[Saved entries]

####

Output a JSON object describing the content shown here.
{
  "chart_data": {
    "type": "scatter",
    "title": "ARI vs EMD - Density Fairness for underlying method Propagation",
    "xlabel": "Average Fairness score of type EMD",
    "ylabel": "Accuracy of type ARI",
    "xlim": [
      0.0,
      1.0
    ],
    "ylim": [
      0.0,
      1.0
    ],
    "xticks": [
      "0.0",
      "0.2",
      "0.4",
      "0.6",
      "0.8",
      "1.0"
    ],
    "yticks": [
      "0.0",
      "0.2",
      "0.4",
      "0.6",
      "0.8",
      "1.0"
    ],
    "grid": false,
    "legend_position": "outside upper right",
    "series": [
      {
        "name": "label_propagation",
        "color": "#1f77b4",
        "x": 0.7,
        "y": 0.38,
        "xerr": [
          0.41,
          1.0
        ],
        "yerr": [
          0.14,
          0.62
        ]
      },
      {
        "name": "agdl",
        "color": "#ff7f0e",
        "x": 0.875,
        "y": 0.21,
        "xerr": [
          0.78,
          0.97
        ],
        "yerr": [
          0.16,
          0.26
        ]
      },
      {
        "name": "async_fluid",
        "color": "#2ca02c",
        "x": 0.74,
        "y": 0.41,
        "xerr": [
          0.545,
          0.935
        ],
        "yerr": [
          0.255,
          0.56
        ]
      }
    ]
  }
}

####

> [Exercise]:
Within the material above, find the lines that contain the word "color"; copy them.

> [Answer below]:
        "color": "#1f77b4",
        "color": "#ff7f0e",
        "color": "#2ca02c",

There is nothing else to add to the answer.